THE TASK: Search the listing for the string "properties" and copy every line that contains it.

RECORDED INFORMATION:

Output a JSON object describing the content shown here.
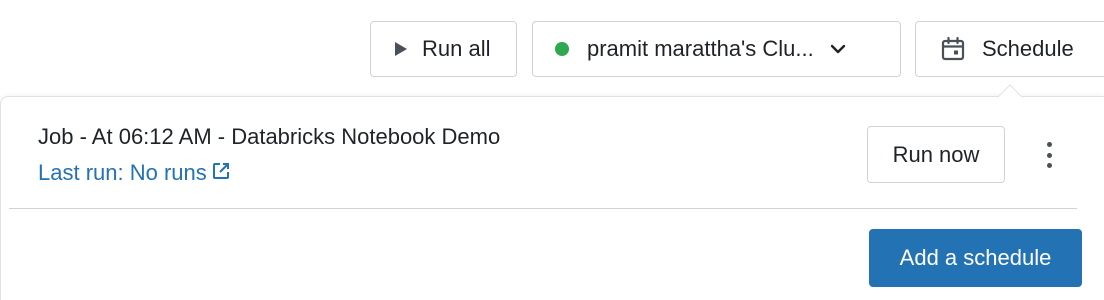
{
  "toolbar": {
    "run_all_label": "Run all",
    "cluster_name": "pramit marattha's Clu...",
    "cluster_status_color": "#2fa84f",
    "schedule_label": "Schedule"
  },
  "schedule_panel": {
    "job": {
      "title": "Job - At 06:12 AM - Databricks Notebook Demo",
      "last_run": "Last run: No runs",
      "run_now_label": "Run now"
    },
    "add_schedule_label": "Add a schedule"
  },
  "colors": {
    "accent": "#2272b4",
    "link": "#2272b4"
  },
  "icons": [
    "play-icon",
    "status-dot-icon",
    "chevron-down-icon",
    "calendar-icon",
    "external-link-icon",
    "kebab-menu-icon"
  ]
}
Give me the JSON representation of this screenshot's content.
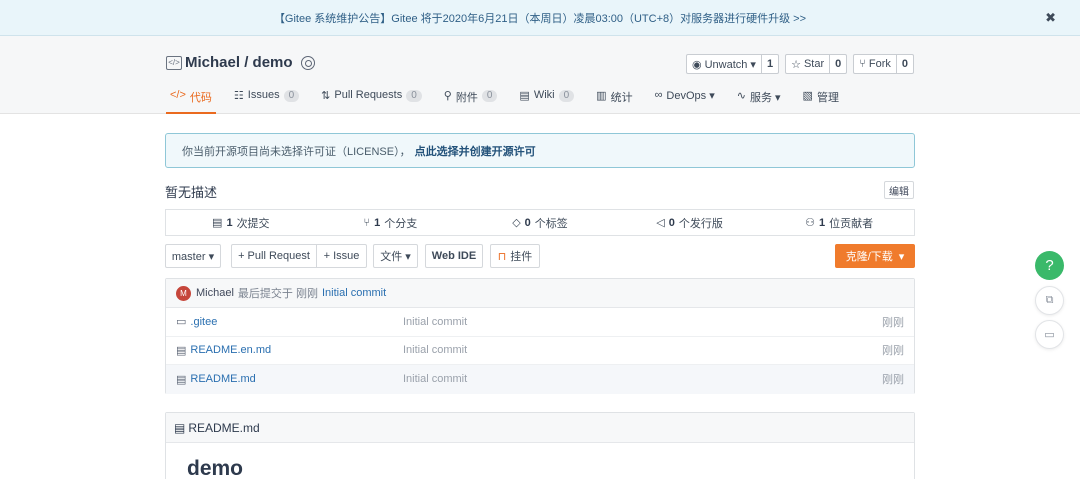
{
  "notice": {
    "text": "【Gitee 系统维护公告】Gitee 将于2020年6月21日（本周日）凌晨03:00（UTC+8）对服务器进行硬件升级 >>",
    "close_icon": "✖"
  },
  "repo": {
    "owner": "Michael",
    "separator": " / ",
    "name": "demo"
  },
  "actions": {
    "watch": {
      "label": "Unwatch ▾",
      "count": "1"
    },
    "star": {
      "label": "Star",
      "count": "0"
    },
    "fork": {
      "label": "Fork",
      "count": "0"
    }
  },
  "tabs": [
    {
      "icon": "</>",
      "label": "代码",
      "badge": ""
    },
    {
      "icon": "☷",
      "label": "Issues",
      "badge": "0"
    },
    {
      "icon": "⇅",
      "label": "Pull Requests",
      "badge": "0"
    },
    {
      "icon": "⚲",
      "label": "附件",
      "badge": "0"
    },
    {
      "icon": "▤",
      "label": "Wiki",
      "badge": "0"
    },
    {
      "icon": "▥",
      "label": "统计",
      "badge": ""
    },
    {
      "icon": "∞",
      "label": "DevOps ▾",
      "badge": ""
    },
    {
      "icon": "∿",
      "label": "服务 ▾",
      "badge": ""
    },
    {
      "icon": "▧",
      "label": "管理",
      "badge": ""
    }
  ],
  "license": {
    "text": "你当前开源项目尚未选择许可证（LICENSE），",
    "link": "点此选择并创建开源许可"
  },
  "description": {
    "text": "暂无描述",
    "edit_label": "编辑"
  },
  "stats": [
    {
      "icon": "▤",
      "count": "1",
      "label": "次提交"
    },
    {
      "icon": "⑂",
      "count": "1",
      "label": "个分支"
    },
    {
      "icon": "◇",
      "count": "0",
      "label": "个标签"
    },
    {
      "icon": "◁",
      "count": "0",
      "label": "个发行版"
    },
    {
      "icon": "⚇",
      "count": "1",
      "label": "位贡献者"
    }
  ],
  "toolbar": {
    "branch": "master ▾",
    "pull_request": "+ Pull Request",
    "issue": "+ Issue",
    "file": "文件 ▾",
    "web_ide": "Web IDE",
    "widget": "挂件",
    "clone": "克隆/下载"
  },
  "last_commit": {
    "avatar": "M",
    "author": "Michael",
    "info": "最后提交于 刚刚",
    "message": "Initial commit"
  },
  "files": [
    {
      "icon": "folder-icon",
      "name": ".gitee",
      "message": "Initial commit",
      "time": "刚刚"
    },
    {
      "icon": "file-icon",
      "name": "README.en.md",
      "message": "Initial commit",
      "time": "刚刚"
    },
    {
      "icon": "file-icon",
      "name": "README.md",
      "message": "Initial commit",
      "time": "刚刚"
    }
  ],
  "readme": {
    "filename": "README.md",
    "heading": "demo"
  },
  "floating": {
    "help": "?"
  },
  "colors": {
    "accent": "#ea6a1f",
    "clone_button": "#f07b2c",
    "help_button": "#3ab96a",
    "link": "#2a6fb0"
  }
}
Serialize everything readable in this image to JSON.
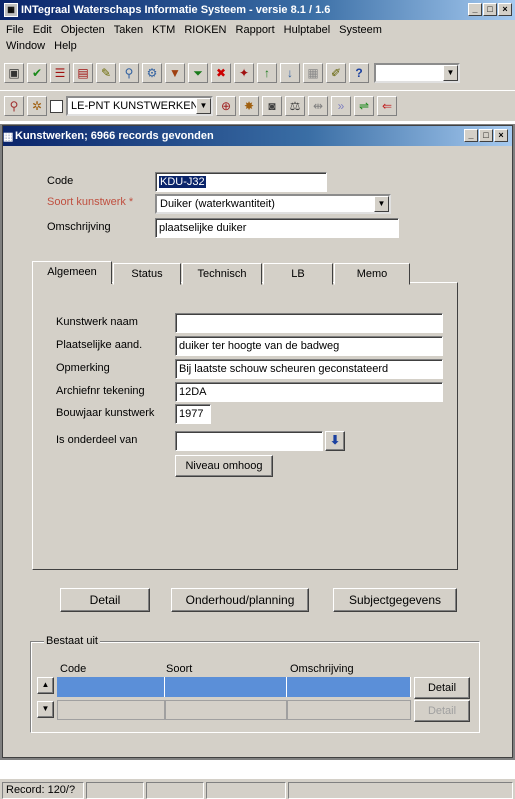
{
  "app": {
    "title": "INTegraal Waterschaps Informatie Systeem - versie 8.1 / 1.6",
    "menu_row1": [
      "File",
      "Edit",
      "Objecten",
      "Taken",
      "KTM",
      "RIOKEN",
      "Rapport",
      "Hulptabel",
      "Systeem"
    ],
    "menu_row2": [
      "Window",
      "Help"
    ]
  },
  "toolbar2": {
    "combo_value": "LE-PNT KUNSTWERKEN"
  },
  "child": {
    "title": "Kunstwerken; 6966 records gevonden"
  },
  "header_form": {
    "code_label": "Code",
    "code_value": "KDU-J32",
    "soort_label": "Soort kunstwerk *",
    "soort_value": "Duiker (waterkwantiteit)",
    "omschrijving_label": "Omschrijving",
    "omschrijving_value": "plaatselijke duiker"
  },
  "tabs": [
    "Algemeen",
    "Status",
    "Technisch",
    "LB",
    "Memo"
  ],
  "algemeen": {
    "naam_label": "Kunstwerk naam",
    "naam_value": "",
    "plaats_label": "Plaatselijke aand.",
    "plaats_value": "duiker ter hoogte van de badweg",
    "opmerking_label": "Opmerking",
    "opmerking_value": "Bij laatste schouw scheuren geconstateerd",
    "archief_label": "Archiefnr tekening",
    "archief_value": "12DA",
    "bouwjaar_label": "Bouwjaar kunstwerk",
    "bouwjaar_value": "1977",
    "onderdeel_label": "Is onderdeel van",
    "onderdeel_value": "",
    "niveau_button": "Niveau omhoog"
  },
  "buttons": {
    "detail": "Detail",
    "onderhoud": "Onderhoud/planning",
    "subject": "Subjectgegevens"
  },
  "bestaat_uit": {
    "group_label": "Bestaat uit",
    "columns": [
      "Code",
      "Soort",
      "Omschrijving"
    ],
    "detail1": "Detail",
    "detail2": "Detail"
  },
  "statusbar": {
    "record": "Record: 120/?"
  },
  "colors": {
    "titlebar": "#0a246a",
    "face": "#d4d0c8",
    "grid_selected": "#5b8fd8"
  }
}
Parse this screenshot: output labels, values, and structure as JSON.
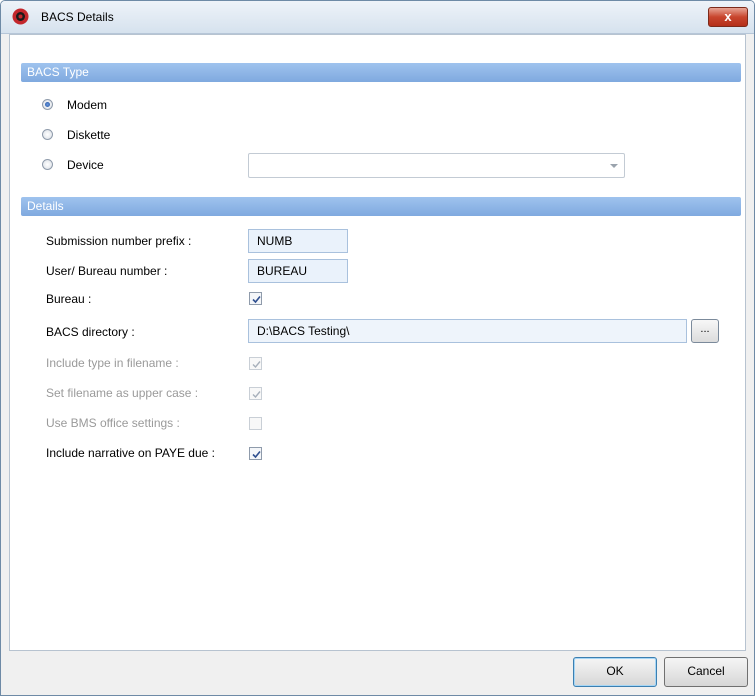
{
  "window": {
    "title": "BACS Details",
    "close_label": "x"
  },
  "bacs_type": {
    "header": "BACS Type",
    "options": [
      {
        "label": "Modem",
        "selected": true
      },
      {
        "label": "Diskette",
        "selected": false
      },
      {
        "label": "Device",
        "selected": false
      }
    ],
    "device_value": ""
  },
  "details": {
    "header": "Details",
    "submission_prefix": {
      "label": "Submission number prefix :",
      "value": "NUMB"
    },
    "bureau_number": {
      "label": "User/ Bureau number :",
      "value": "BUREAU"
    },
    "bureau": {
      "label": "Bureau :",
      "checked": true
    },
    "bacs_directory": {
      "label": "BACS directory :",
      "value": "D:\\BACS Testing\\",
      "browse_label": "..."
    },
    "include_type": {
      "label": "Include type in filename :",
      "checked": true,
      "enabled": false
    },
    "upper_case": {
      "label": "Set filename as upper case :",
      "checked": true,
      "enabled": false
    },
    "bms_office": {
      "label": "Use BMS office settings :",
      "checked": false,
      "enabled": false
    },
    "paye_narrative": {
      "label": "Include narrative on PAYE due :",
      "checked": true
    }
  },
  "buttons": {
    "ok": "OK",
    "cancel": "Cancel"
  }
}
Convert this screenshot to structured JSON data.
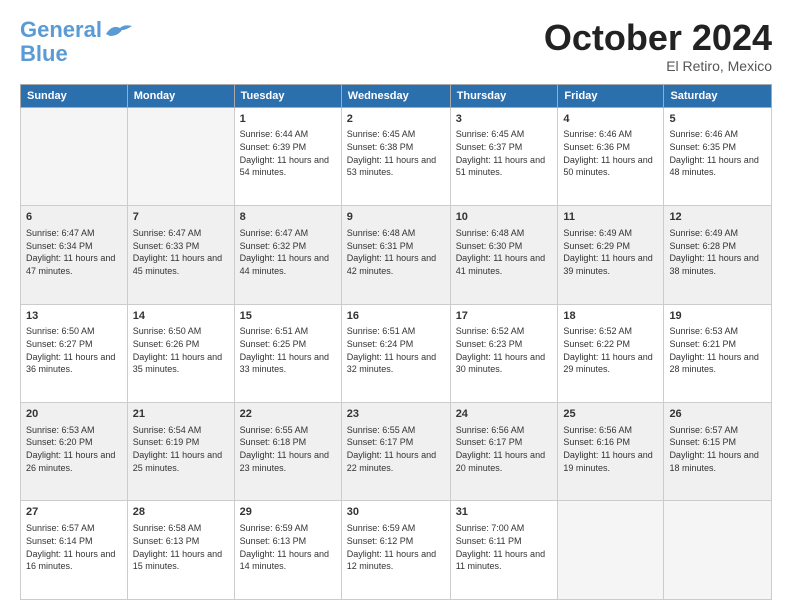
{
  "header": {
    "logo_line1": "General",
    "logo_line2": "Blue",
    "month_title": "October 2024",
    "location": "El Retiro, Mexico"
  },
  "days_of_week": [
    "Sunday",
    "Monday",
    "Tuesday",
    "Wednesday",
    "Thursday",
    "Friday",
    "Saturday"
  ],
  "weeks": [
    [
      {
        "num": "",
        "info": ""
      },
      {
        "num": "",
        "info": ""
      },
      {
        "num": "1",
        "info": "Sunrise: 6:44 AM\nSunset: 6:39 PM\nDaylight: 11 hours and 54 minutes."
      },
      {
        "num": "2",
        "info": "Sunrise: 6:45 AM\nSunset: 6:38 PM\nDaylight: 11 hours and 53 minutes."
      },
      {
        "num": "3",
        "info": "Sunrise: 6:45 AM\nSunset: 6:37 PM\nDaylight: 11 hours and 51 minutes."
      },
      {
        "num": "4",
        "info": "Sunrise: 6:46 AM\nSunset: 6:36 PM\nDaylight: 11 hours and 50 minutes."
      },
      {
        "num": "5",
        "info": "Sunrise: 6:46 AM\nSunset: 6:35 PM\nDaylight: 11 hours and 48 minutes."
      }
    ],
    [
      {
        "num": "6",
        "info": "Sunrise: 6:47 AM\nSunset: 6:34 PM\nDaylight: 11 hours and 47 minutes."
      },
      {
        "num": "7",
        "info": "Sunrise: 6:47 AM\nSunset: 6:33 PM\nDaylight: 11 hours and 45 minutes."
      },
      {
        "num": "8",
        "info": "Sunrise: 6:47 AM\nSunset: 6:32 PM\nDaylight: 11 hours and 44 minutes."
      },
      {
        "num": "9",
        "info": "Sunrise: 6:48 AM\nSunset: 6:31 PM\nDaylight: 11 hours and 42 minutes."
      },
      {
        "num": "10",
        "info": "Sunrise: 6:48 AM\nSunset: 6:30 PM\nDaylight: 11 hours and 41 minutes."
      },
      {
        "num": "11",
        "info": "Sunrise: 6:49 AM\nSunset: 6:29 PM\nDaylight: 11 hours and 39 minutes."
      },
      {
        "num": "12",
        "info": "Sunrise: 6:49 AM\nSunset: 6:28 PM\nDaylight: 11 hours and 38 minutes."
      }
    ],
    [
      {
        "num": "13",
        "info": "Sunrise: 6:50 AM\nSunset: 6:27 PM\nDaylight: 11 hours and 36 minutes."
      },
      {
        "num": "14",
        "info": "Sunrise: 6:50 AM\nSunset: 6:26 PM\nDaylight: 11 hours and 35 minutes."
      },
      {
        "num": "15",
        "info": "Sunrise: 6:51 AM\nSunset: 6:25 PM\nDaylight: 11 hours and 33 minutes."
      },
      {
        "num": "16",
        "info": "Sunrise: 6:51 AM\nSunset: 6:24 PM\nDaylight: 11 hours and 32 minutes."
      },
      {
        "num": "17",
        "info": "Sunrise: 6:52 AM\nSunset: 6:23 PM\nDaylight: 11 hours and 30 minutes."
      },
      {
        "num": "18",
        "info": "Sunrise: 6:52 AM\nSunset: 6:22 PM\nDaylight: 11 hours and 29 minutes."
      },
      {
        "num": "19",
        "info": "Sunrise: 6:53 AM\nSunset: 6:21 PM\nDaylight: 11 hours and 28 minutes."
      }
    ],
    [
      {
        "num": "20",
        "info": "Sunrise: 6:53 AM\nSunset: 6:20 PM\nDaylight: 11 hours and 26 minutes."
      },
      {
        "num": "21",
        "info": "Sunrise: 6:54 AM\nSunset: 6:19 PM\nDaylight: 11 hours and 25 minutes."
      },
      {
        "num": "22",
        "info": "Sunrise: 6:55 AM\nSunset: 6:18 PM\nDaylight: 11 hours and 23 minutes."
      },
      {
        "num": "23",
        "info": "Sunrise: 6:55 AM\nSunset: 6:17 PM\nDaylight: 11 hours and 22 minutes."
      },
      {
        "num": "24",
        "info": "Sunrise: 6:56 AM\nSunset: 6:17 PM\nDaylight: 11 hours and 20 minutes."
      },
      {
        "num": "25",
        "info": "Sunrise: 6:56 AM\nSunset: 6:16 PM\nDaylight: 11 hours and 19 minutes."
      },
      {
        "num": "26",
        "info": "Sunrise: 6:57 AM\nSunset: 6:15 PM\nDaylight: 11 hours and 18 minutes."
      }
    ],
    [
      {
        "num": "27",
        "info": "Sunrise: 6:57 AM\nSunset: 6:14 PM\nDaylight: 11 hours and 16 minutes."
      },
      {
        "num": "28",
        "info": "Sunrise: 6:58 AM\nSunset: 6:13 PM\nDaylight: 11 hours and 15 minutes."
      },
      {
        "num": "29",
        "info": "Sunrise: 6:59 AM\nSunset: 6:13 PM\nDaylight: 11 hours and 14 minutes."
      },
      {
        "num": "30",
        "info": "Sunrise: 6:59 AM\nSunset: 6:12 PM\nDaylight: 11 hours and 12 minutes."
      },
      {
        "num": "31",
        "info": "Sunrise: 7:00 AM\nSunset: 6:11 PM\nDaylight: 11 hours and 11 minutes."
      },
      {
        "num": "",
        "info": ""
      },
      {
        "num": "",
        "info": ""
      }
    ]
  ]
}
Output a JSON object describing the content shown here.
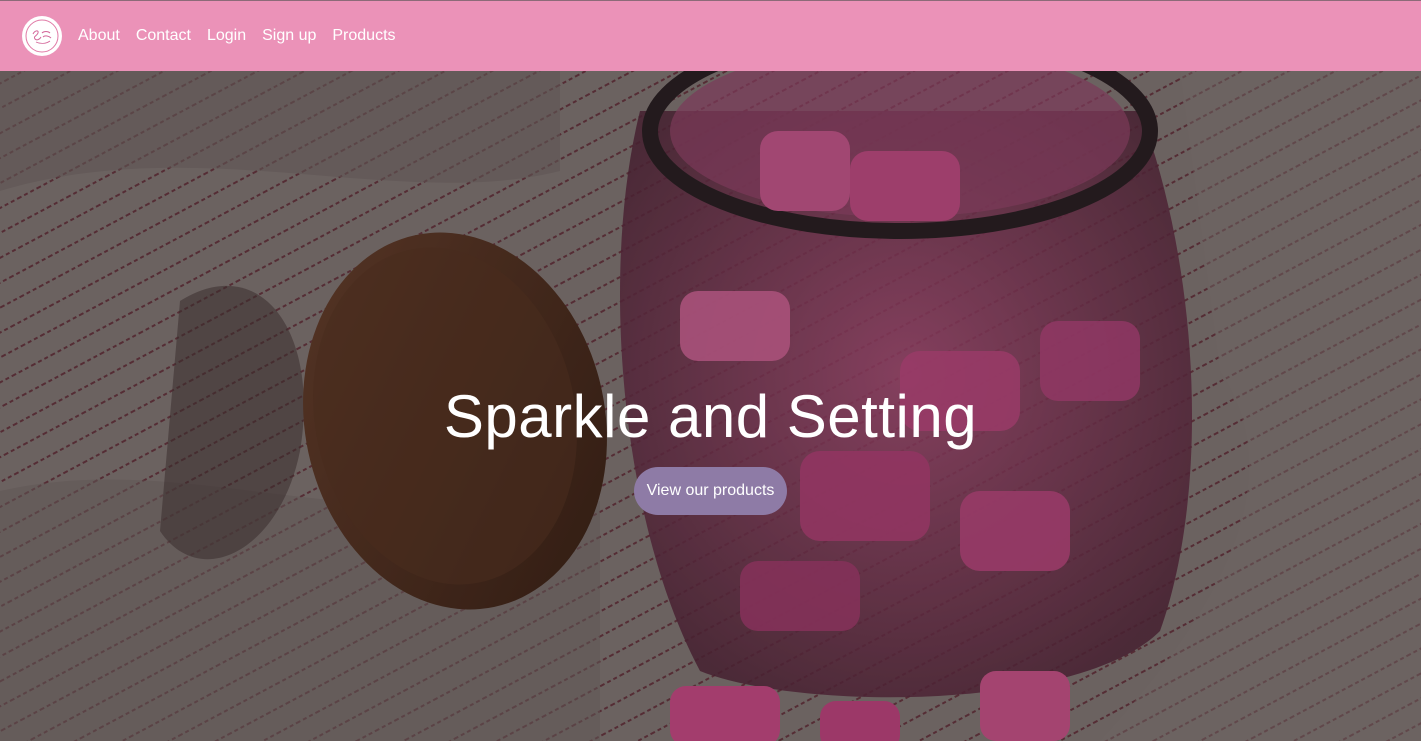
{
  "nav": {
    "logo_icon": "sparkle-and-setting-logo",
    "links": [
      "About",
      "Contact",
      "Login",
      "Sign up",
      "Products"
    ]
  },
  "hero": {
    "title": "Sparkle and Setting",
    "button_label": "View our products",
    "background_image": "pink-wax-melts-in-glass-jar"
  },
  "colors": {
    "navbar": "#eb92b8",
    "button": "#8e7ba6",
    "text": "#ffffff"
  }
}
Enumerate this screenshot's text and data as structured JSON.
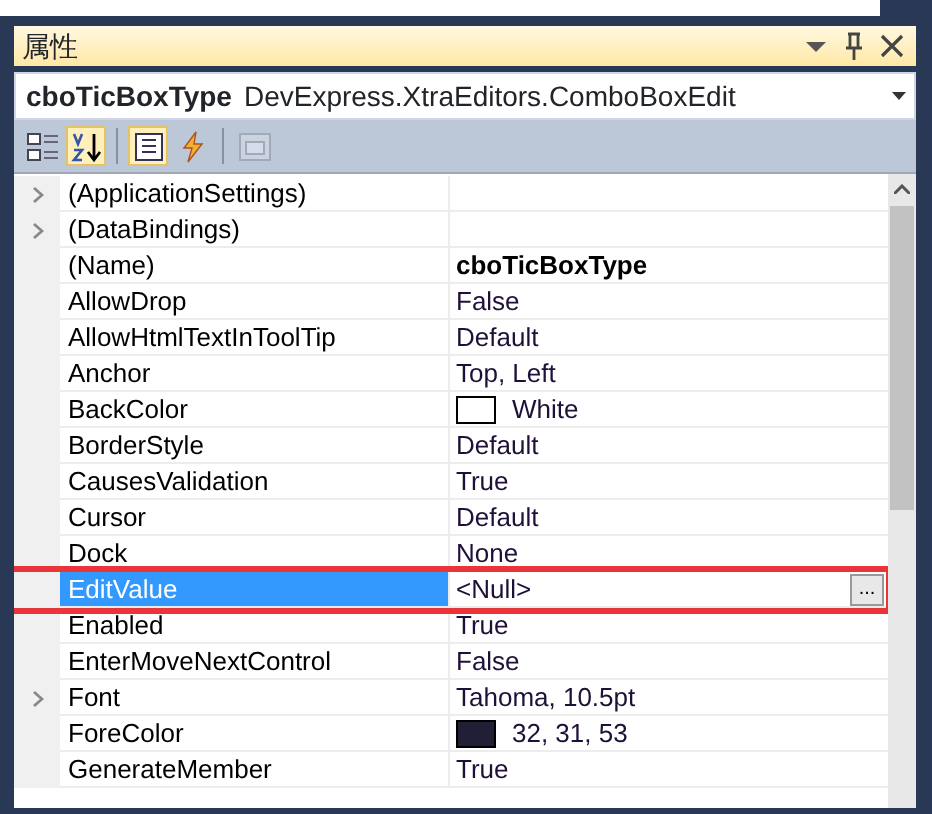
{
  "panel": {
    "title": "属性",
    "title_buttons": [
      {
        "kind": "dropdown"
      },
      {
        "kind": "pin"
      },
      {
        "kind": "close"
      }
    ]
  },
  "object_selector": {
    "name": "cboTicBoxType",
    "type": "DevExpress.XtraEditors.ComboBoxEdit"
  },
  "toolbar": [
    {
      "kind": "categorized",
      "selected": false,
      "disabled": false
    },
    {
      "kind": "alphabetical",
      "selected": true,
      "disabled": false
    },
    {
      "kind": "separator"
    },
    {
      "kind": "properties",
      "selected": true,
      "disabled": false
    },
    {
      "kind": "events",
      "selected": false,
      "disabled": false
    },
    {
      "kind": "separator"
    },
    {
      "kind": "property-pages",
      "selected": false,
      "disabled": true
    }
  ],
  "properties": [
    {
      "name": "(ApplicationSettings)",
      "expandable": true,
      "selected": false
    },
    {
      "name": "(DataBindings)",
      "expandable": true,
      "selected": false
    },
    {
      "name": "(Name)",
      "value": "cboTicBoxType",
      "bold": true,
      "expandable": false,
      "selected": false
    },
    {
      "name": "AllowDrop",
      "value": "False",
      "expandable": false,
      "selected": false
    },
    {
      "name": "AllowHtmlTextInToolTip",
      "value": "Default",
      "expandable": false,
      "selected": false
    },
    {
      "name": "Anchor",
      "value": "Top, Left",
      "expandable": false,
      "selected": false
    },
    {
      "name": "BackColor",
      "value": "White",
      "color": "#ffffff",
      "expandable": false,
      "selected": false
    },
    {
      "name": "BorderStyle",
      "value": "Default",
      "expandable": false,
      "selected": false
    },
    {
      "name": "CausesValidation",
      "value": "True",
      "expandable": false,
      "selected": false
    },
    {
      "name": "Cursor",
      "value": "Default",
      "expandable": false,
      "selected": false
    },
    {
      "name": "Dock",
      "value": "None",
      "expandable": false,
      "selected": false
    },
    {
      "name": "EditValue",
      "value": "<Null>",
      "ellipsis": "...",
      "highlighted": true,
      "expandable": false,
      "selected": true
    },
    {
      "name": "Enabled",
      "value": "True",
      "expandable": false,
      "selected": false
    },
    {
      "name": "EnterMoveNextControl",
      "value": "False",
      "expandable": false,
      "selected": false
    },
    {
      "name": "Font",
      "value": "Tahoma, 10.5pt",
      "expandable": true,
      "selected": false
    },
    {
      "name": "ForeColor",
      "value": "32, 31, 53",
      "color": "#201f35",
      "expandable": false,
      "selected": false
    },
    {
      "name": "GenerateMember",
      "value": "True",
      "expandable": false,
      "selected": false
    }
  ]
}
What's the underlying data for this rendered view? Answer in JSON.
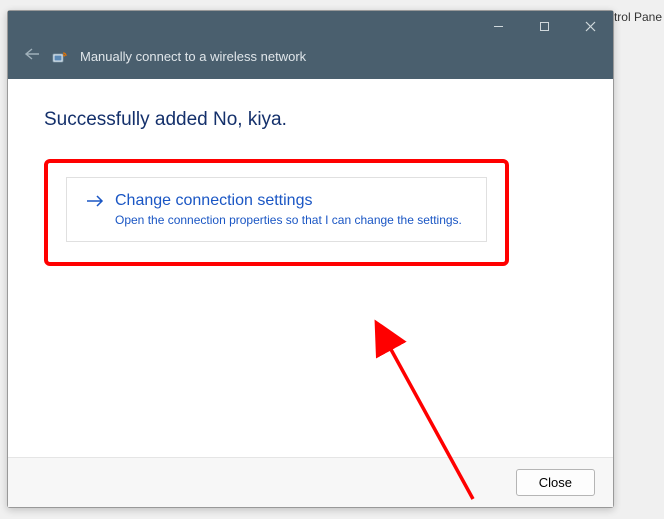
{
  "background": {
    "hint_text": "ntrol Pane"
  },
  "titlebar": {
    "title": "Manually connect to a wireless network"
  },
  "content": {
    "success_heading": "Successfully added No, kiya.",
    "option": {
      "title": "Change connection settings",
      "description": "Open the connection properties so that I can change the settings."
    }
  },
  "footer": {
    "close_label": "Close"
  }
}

EXERCISE ANSWER:
      "kind": "properties",
  "properties": [
      "description": "Open the connection properties so that I can change the settings."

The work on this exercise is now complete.